• _COMPITO DA SVOLGERE_: Nel testo sul centro vaccinale della fiera, entro quante ore dalla preparazione vanno somministrate le dosi di vaccino?

• _TESTO DI LETTURA_:
++++
La vicenda però va spiegata nel dettaglio per comprendere come, in realtà, non sia stata seguita alcuna scorciatoia a favore della consorte del dirigente sanitario, anzi: se non fosse stata vaccinata la signora Tait, quella dose di vaccino sarebbe stata buttata via. Si tratta di una precisazione fondamentale per poter meglio comprendere la vicenda e allontanare quindi sin da subito i sospetti di una presunta irregolarità nel comportamento del direttore Tait, il quale ha oltretutto segnalato l’episodio di sua spontanea volontà alla magistratura. Si tratta di una segnalazione in procura con la quale il direttore Tait ha inteso comunicare quanto avvenuto, con trasparenza e correttezza, al fine di suggerire degli accertamenti sulla regolarità o meno della vicenda, sulla quale la stessa Asl ha già avviato un’indagine interni.
I fatti risalgono allo scorso 19 marzo al centro vaccinale della fiera. Erano stati preparati quel giorno 600 dosi di vaccino Pfizer e 11 dosi di AstraZeneca, sulla base delle prenotazioni della giornata. Si tratta di flaconi che vengono preparati al momento e sono pronti per la somministrazione: se non vengono somministrate entro 6 ore dalla preparazione, le dosi vanno obbligatoriamente buttate via.
Quel giorno la presenza contemporanea di due differenti tipi di vaccino aveva complicato la ricerca delle cosiddette «persone jolly», cioè di coloro cui destinare le dosi eventualmente avanzate a causa delle defezione di chi si era prenotato.
Già con il vaccino AstraZeneca, i responsabili del centro vaccinale della Fiera avevano cercare un dodicesimo utente cui destinare una dose in più, rispetto al previsto, che era stata estratta da un flacone.
Nel pomeriggio, poi, ci si rese conto che più di persone prenotate per il vaccino Pfizer non si erano in realtà presentate. A quel punto è iniziata la caccia ai jolly: il personale aveva iniziato a telefonare agli utenti presenti nella lista ma questo non era stato sufficiente a colmare la lacuna creatasi. Che fare quindi, per evitare di buttare via decine di preziose dosi di vaccino? L’attenzione si è indirizzata sulle persone presenti al centro vaccinale: un addetto alle pulizie ha accettato la proposta e così si è fatto vaccinare.
++++
• _INFORMAZIONI FORNITE_:
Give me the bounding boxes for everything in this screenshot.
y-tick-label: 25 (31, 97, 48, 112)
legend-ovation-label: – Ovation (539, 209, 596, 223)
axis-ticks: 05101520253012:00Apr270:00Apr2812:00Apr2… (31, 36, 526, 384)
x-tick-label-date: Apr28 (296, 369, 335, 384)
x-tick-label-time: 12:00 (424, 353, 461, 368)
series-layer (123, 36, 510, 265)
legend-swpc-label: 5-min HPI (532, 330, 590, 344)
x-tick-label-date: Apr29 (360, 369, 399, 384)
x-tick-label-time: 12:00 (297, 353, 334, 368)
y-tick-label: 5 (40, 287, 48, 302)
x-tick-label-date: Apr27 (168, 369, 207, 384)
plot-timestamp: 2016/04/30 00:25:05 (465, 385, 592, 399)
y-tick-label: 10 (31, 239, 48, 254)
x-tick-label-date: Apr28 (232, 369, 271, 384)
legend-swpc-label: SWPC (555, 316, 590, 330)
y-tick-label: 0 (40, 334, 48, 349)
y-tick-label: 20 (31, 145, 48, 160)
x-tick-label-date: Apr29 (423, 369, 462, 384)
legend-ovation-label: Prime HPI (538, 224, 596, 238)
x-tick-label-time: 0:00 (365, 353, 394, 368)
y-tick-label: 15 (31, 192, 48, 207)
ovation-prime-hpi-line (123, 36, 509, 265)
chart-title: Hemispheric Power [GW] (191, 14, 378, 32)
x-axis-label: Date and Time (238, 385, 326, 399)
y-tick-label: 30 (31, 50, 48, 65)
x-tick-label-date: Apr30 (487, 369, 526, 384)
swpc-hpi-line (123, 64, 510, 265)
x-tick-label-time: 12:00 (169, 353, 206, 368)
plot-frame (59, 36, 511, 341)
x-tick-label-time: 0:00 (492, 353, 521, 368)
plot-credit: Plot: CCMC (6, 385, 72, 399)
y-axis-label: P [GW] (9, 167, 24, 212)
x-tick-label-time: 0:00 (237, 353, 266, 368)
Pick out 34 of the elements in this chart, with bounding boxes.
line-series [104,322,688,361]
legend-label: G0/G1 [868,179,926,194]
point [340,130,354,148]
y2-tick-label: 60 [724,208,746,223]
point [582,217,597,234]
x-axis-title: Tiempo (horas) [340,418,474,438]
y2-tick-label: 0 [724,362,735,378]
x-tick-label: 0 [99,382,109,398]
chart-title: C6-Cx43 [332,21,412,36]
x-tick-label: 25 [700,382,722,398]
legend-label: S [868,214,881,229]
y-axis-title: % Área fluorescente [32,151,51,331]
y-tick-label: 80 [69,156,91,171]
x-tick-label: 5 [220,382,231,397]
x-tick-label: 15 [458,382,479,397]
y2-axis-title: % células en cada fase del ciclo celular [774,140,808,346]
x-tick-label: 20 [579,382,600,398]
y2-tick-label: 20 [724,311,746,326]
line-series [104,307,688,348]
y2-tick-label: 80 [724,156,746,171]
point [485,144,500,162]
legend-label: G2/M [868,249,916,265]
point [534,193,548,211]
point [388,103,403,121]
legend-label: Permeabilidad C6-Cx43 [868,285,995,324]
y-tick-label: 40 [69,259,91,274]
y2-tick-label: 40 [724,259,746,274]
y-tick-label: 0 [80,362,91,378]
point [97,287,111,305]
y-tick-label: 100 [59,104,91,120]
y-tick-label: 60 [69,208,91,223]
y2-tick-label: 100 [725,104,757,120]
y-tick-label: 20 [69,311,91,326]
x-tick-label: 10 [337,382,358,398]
++++
• _SOLUZIONE ESERCIZIO_: Entro 6 ore dalla preparazione.